__YOUR TASK__
Where a line below holds the string "color", copy that line.

__DATA TO USE__
+++++

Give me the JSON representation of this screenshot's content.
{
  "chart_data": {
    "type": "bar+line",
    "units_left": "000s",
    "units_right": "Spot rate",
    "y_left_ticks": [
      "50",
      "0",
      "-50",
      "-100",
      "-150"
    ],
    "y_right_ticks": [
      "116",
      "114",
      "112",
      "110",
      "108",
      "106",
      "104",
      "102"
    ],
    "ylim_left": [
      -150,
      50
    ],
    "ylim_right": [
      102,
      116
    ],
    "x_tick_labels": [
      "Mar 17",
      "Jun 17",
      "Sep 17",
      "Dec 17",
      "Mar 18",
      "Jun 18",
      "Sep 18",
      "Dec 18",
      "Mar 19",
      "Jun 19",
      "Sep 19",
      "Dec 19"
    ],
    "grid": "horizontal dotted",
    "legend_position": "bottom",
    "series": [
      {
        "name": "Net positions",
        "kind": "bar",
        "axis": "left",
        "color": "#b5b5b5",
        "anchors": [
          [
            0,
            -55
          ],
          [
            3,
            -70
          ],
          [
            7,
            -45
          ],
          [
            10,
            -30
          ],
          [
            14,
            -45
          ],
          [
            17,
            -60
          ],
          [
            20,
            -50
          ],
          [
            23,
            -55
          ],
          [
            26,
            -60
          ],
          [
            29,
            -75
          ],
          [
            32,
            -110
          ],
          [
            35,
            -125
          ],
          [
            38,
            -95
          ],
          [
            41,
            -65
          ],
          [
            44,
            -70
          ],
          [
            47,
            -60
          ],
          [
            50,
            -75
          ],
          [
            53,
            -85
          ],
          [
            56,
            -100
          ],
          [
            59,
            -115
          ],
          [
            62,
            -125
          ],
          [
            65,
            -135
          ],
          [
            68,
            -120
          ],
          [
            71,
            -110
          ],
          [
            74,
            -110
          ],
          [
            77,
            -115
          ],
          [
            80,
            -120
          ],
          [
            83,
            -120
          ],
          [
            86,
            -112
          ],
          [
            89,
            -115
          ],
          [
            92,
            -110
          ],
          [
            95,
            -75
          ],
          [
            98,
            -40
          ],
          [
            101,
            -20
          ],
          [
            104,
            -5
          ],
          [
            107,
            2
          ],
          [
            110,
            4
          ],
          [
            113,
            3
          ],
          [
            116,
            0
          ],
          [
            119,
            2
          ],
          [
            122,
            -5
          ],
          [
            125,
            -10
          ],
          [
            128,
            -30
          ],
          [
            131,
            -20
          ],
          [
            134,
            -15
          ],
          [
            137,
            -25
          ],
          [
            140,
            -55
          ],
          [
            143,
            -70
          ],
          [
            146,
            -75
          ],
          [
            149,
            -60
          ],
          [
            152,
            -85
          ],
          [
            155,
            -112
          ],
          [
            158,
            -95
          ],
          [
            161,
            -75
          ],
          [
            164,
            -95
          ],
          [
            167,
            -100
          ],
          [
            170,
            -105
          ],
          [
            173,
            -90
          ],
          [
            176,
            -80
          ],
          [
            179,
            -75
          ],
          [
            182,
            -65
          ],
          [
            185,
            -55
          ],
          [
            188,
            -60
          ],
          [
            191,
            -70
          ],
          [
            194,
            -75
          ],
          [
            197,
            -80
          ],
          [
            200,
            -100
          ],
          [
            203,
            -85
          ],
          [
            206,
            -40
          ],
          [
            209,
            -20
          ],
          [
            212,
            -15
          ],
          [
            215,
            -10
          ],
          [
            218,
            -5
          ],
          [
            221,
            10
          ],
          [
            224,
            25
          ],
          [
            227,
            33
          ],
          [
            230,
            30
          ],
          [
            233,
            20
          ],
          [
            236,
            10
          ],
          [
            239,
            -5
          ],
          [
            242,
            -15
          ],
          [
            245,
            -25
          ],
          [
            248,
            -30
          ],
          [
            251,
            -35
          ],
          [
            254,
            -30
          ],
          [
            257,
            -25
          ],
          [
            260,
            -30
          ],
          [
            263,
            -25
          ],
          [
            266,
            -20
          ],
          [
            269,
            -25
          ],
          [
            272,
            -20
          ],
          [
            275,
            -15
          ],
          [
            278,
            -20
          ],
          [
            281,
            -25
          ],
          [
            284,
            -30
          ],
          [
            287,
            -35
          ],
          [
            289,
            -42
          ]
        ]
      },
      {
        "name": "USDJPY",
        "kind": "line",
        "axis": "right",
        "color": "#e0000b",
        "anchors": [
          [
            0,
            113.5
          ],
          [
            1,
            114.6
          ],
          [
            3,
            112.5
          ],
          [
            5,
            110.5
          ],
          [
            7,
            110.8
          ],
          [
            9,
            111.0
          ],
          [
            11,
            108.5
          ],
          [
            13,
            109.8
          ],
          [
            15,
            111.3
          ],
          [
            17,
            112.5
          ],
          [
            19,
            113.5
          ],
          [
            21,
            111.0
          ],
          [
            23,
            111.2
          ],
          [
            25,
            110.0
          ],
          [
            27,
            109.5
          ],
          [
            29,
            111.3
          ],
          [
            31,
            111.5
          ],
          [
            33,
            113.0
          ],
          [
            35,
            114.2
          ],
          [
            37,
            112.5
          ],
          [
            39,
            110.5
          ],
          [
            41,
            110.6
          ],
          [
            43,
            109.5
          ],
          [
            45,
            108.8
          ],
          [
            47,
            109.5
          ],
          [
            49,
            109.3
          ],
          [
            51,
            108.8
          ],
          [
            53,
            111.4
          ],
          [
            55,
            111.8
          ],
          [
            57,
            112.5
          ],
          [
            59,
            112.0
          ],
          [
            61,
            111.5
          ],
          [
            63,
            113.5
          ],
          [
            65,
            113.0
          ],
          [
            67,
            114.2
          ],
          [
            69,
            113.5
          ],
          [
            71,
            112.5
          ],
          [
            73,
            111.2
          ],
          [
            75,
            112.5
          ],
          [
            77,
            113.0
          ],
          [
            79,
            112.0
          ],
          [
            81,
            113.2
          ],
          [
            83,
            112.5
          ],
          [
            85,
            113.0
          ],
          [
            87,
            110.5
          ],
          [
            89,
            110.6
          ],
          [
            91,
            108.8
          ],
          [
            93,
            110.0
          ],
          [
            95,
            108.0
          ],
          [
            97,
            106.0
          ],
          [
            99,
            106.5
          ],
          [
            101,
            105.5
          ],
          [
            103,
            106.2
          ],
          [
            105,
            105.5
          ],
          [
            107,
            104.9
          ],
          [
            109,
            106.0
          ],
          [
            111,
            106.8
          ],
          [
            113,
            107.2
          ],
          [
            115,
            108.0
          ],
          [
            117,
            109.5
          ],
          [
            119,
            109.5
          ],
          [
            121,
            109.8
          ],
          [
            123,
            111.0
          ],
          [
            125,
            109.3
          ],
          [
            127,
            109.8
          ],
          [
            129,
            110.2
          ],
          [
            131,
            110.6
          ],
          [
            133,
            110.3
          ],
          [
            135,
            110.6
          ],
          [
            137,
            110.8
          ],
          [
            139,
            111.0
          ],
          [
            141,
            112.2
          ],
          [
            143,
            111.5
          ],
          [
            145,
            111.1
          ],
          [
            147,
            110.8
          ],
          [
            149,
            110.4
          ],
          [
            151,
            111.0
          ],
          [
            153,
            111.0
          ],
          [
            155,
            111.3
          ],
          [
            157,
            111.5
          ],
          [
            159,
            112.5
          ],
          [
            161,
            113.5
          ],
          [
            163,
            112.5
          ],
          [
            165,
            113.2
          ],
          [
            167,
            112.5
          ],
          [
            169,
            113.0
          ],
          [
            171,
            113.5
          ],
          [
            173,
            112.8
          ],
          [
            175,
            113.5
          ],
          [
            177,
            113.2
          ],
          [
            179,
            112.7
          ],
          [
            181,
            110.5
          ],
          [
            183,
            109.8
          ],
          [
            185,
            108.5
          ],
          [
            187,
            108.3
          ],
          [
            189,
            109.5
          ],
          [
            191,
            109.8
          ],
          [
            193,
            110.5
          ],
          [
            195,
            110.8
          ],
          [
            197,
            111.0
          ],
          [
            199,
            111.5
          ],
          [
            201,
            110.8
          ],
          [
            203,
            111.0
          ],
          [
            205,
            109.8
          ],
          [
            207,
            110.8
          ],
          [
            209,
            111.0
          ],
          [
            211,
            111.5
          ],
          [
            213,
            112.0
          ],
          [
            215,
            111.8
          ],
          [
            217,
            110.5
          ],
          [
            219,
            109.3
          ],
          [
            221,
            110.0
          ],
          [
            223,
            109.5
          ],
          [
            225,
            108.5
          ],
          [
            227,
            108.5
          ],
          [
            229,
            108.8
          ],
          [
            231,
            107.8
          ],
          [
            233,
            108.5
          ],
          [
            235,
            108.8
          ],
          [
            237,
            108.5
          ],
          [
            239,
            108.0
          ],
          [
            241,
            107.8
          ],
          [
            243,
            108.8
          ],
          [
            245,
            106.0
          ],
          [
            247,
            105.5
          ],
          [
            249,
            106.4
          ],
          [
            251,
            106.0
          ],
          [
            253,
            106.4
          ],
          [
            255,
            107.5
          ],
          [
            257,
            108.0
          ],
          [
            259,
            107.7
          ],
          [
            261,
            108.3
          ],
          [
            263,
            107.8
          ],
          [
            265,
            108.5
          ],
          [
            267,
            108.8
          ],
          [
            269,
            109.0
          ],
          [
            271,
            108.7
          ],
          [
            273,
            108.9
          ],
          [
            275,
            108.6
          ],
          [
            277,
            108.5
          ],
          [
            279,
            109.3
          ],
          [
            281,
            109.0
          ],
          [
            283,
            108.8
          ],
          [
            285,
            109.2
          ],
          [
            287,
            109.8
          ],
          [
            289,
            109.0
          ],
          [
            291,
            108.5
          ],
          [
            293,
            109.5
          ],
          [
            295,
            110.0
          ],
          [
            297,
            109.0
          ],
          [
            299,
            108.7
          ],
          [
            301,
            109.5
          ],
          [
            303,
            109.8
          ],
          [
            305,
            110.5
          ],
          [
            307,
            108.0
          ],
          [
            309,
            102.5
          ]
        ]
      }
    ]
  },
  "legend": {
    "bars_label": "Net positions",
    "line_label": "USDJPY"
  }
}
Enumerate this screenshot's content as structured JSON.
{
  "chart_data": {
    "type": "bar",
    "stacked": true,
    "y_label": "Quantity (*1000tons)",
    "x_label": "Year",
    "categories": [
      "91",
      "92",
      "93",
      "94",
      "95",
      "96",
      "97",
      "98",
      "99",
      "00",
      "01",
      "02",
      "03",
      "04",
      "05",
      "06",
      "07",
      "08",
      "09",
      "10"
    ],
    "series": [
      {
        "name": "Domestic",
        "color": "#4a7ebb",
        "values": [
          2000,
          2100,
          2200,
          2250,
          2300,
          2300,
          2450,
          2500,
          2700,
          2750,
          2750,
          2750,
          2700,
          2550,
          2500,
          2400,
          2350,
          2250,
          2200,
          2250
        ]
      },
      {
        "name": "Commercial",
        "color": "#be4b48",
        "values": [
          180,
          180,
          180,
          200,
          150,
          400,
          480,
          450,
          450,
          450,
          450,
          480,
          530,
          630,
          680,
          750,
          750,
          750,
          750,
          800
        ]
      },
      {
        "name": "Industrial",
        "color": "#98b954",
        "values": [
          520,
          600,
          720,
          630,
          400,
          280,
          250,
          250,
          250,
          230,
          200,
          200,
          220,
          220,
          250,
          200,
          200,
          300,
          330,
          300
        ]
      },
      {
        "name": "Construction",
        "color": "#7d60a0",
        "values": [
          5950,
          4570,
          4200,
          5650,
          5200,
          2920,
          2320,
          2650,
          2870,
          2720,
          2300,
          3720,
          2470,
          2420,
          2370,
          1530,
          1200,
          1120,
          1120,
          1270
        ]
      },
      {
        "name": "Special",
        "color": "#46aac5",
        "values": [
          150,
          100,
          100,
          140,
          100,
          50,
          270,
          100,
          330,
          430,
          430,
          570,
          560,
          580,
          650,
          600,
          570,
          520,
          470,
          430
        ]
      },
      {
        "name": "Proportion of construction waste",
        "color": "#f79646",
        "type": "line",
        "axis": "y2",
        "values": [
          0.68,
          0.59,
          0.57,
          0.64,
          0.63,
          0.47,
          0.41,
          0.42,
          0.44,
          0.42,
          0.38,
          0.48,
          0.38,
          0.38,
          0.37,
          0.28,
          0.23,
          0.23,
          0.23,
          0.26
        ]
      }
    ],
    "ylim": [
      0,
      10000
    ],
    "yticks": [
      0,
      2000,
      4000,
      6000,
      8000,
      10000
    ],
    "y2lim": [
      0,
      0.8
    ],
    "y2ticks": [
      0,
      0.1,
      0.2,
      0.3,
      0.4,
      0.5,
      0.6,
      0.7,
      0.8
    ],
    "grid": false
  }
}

+++++

__RESPONSE TO THE TASK__
        "color": "#b5b5b5",
        "color": "#e0000b",
        "color": "#4a7ebb",
        "color": "#be4b48",
        "color": "#98b954",
        "color": "#7d60a0",
        "color": "#46aac5",
        "color": "#f79646",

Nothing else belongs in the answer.